> Exercise prompt: Transcribe the whole listing without a single picture.
##############################
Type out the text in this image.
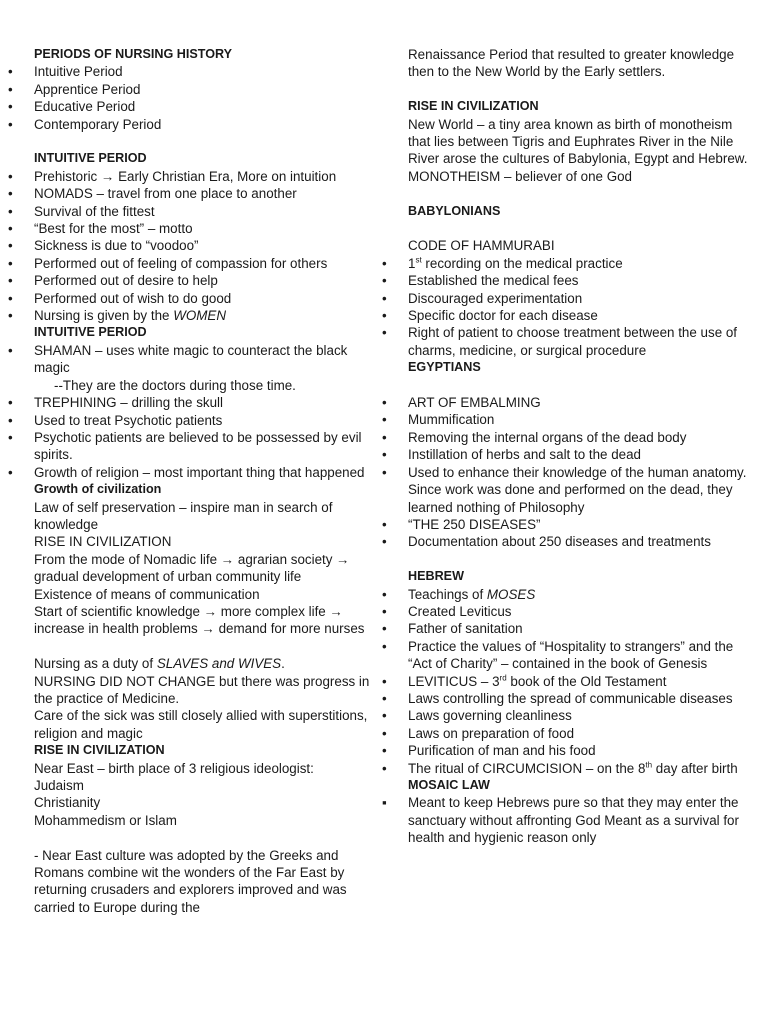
PERIODS OF NURSING HISTORY

•	Intuitive Period
•	Apprentice Period
•	Educative Period
•	Contemporary Period

INTUITIVE PERIOD

•	Prehistoric → Early Christian Era, More on intuition
•	NOMADS – travel from one place to another
•	Survival of the fittest
•	“Best for the most” – motto
•	Sickness is due to “voodoo”
•	Performed out of feeling of compassion for others
•	Performed out of desire to help
•	Performed out of wish to do good
•	Nursing is given by the WOMEN

INTUITIVE PERIOD

•	SHAMAN – uses white magic to counteract the black magic

--They are the doctors during those time.

•	TREPHINING – drilling the skull
•	Used to treat Psychotic patients
•	Psychotic patients are believed to be possessed by evil spirits.
•	Growth of religion – most important thing that happened

Growth of civilization

Law of self preservation – inspire man in search of knowledge

RISE IN CIVILIZATION

From the mode of Nomadic life → agrarian society → gradual development of urban community life

Existence of means of communication

Start of scientific knowledge → more complex life → increase in health problems → demand for more nurses

Nursing as a duty of SLAVES and WIVES.

NURSING DID NOT CHANGE but there was progress in the practice of Medicine.

Care of the sick was still closely allied with superstitions, religion and magic

RISE IN CIVILIZATION

Near East – birth place of 3 religious ideologist:

Judaism

Christianity

Mohammedism or Islam

- Near East culture was adopted by the Greeks and Romans combine wit the wonders of the Far East by returning crusaders and explorers improved and was carried to Europe during the

Renaissance Period that resulted to greater knowledge then to the New World by the Early settlers.

RISE IN CIVILIZATION

New World – a tiny area known as birth of monotheism that lies between Tigris and Euphrates River in the Nile River arose the cultures of Babylonia, Egypt and Hebrew.

MONOTHEISM – believer of one God

BABYLONIANS

CODE OF HAMMURABI

•	1st recording on the medical practice
•	Established the medical fees
•	Discouraged experimentation
•	Specific doctor for each disease
•	Right of patient to choose treatment between the use of charms, medicine, or surgical procedure

EGYPTIANS

•	ART OF EMBALMING
•	Mummification
•	Removing the internal organs of the dead body
•	Instillation of herbs and salt to the dead
•	Used to enhance their knowledge of the human anatomy. Since work was done and performed on the dead, they learned nothing of Philosophy
•	“THE 250 DISEASES”
•	Documentation about 250 diseases and treatments

HEBREW

•	Teachings of MOSES
•	Created Leviticus
•	Father of sanitation
•	Practice the values of “Hospitality to strangers” and the “Act of Charity” – contained in the book of Genesis
•	LEVITICUS – 3rd book of the Old Testament
•	Laws controlling the spread of communicable diseases
•	Laws governing cleanliness
•	Laws on preparation of food
•	Purification of man and his food
•	The ritual of CIRCUMCISION – on the 8th day after birth

MOSAIC LAW

▪	Meant to keep Hebrews pure so that they may enter the sanctuary without affronting God Meant as a survival for health and hygienic reason only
##############################
> Written reply:
Type out the text in this image.
PERIODS OF NURSING HISTORY

•	Intuitive Period
•	Apprentice Period
•	Educative Period
•	Contemporary Period

INTUITIVE PERIOD

•	Prehistoric → Early Christian Era, More on intuition
•	NOMADS – travel from one place to another
•	Survival of the fittest
•	“Best for the most” – motto
•	Sickness is due to “voodoo”
•	Performed out of feeling of compassion for others
•	Performed out of desire to help
•	Performed out of wish to do good
•	Nursing is given by the WOMEN

INTUITIVE PERIOD

•	SHAMAN – uses white magic to counteract the black magic

--They are the doctors during those time.

•	TREPHINING – drilling the skull
•	Used to treat Psychotic patients
•	Psychotic patients are believed to be possessed by evil spirits.
•	Growth of religion – most important thing that happened

Growth of civilization

Law of self preservation – inspire man in search of knowledge

RISE IN CIVILIZATION

From the mode of Nomadic life → agrarian society → gradual development of urban community life

Existence of means of communication

Start of scientific knowledge → more complex life → increase in health problems → demand for more nurses

Nursing as a duty of SLAVES and WIVES.

NURSING DID NOT CHANGE but there was progress in the practice of Medicine.

Care of the sick was still closely allied with superstitions, religion and magic

RISE IN CIVILIZATION

Near East – birth place of 3 religious ideologist:

Judaism

Christianity

Mohammedism or Islam

- Near East culture was adopted by the Greeks and Romans combine wit the wonders of the Far East by returning crusaders and explorers improved and was carried to Europe during the

Renaissance Period that resulted to greater knowledge then to the New World by the Early settlers.

RISE IN CIVILIZATION

New World – a tiny area known as birth of monotheism that lies between Tigris and Euphrates River in the Nile River arose the cultures of Babylonia, Egypt and Hebrew.

MONOTHEISM – believer of one God

BABYLONIANS

CODE OF HAMMURABI

•	1st recording on the medical practice
•	Established the medical fees
•	Discouraged experimentation
•	Specific doctor for each disease
•	Right of patient to choose treatment between the use of charms, medicine, or surgical procedure

EGYPTIANS

•	ART OF EMBALMING
•	Mummification
•	Removing the internal organs of the dead body
•	Instillation of herbs and salt to the dead
•	Used to enhance their knowledge of the human anatomy. Since work was done and performed on the dead, they learned nothing of Philosophy
•	“THE 250 DISEASES”
•	Documentation about 250 diseases and treatments

HEBREW

•	Teachings of MOSES
•	Created Leviticus
•	Father of sanitation
•	Practice the values of “Hospitality to strangers” and the “Act of Charity” – contained in the book of Genesis
•	LEVITICUS – 3rd book of the Old Testament
•	Laws controlling the spread of communicable diseases
•	Laws governing cleanliness
•	Laws on preparation of food
•	Purification of man and his food
•	The ritual of CIRCUMCISION – on the 8th day after birth

MOSAIC LAW

▪	Meant to keep Hebrews pure so that they may enter the sanctuary without affronting God Meant as a survival for health and hygienic reason only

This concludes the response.